The problem: Whenever a line contains the string "sera", copy it out of the entries.

Available records:
........

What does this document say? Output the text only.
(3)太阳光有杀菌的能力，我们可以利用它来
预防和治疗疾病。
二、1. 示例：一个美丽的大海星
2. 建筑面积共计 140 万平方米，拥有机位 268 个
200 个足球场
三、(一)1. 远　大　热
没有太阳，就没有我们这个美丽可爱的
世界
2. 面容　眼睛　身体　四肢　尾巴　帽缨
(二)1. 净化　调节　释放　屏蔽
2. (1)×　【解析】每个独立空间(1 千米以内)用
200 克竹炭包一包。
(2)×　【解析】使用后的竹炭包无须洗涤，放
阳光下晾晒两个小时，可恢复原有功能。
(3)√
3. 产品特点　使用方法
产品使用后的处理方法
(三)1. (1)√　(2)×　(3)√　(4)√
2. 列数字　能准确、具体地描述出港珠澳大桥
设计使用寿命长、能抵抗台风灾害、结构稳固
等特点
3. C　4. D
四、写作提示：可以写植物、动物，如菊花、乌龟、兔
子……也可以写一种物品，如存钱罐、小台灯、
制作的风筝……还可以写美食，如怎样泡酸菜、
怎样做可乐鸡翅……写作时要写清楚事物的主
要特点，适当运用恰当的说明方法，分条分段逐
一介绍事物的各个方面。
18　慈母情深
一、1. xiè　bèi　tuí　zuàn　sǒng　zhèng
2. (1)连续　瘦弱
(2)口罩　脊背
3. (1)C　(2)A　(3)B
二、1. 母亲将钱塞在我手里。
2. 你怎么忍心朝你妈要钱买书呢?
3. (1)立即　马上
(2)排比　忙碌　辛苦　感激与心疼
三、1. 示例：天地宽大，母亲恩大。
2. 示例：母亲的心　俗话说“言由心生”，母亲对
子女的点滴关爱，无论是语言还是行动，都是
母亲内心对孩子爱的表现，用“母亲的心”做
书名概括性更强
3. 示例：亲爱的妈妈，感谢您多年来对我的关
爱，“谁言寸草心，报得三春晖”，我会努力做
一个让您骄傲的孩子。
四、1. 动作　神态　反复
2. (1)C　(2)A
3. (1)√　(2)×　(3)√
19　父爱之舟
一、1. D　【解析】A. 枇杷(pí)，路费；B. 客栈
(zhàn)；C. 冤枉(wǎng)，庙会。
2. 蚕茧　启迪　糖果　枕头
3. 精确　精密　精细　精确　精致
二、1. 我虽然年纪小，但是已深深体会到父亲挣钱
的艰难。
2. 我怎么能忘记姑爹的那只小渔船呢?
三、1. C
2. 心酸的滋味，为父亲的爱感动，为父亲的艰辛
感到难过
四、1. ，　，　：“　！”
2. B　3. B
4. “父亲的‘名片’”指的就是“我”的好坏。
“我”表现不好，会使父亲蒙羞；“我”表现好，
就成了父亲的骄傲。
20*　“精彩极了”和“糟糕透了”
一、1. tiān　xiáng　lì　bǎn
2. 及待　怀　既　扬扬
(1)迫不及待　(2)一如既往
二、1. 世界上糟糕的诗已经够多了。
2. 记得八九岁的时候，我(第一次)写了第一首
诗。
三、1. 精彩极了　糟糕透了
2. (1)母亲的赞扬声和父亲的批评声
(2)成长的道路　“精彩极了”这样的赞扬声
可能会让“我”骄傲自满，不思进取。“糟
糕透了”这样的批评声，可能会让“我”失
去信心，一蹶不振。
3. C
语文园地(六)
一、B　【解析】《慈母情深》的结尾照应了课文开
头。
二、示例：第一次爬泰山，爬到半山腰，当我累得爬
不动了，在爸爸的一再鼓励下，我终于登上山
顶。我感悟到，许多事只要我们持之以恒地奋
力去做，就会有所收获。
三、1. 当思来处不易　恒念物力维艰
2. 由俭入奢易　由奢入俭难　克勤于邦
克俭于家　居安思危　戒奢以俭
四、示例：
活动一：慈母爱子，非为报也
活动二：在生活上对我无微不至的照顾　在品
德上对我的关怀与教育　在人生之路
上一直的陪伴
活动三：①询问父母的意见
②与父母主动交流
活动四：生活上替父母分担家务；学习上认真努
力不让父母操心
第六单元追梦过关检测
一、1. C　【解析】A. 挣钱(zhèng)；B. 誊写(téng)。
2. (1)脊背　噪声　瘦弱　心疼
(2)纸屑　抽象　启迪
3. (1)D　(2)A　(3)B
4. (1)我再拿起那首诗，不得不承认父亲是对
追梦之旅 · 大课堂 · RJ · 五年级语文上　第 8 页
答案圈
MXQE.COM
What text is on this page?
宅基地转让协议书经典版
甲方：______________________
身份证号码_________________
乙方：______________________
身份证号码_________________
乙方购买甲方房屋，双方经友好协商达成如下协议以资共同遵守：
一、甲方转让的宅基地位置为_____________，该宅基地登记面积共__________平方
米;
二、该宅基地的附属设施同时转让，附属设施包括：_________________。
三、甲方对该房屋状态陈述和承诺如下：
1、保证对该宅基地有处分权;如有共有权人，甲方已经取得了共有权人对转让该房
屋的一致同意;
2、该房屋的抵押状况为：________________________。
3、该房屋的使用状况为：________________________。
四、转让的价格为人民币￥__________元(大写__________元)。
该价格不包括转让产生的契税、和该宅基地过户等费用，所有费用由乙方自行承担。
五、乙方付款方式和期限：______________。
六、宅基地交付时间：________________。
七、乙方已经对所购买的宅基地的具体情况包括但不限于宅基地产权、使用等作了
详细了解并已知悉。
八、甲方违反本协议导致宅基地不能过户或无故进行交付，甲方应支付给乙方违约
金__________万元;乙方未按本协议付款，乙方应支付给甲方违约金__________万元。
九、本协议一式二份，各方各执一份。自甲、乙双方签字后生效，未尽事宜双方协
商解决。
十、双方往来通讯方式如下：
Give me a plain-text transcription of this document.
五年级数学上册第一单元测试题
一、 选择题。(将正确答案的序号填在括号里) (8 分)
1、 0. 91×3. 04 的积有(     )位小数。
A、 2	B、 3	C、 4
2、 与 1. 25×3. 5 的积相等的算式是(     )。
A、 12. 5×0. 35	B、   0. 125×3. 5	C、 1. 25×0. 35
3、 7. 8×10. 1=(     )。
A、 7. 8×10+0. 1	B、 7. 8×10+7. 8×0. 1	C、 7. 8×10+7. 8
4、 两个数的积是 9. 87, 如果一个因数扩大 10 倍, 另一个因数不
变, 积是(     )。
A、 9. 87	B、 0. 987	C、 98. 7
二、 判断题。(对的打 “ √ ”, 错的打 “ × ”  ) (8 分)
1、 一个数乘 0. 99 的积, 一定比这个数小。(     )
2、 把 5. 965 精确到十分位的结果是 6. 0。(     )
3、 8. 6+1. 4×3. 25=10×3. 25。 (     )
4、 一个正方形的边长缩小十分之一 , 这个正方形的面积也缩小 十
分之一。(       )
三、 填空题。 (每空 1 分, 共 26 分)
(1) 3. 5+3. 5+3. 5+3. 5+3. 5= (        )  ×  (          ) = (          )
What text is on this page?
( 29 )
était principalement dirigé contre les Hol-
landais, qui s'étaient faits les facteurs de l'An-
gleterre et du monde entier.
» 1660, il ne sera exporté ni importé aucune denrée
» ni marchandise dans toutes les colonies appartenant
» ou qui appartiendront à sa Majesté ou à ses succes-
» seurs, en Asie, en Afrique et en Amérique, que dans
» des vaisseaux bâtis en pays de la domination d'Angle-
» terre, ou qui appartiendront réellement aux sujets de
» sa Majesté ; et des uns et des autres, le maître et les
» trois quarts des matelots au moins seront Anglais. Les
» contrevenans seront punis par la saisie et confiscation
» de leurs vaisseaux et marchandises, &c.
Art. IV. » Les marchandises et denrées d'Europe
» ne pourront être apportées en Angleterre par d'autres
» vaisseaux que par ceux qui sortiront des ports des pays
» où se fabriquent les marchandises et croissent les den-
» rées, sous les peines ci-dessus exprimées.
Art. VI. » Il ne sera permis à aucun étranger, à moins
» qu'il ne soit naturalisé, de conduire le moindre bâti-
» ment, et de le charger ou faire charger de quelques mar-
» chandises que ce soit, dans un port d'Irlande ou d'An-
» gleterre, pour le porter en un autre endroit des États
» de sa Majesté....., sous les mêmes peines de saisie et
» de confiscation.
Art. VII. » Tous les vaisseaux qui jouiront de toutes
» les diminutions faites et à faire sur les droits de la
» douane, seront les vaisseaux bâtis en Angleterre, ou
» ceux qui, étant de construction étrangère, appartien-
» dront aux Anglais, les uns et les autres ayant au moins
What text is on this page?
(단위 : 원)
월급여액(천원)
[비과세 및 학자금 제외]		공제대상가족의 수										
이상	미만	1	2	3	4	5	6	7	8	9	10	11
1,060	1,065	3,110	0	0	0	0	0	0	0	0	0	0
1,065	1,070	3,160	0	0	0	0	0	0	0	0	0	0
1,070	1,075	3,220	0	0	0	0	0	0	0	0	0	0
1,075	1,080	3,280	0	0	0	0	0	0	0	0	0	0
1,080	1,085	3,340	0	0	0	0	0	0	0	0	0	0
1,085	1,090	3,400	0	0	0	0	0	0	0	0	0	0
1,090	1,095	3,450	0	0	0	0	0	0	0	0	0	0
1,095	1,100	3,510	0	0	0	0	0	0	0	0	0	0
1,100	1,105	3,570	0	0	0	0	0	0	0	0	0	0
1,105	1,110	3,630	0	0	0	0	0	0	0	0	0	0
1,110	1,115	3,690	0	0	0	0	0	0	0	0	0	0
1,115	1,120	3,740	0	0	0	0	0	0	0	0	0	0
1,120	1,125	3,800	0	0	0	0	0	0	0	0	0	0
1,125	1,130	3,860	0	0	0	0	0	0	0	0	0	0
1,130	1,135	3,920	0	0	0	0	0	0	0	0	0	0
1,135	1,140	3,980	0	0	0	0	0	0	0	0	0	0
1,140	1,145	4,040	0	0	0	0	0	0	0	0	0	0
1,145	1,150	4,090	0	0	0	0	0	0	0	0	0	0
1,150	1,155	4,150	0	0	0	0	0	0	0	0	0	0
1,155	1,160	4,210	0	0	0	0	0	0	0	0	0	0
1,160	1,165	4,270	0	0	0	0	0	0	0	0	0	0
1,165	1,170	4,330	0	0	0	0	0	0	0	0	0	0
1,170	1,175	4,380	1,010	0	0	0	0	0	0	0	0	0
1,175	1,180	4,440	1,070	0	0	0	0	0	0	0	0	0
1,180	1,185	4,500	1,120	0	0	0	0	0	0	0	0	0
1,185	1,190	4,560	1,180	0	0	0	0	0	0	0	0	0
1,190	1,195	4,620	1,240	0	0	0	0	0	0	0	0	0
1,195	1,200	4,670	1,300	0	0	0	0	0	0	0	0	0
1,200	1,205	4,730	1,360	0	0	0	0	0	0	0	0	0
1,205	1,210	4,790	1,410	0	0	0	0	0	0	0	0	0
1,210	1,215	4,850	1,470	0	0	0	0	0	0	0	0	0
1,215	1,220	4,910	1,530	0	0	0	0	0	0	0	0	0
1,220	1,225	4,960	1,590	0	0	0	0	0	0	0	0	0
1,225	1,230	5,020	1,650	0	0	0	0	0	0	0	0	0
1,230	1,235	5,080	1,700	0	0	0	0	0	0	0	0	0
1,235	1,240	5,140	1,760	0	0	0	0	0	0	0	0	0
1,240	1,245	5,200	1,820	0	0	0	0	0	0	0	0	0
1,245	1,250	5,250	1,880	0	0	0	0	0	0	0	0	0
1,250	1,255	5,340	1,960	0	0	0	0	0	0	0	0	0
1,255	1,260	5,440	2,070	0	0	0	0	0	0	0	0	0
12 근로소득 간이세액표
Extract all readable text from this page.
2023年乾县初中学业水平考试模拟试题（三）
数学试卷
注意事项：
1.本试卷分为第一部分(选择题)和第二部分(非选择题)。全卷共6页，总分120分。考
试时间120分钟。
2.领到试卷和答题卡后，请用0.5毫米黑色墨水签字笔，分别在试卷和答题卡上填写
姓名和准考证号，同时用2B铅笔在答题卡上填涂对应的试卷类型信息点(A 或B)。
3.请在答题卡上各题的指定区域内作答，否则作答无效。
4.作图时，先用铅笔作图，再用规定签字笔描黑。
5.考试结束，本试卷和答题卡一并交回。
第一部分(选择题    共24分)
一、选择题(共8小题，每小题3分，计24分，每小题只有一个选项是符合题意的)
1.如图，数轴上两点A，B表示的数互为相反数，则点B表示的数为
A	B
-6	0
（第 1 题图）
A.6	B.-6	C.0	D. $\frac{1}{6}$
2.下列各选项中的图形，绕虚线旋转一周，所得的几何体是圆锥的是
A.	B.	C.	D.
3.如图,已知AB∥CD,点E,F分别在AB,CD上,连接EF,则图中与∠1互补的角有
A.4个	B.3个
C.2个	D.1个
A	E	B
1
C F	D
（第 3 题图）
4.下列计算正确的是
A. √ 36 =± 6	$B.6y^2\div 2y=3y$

........

Reply to the task:
» 1660, il ne sera exporté ni importé aucune denrée
Art. VI. » Il ne sera permis à aucun étranger, à moins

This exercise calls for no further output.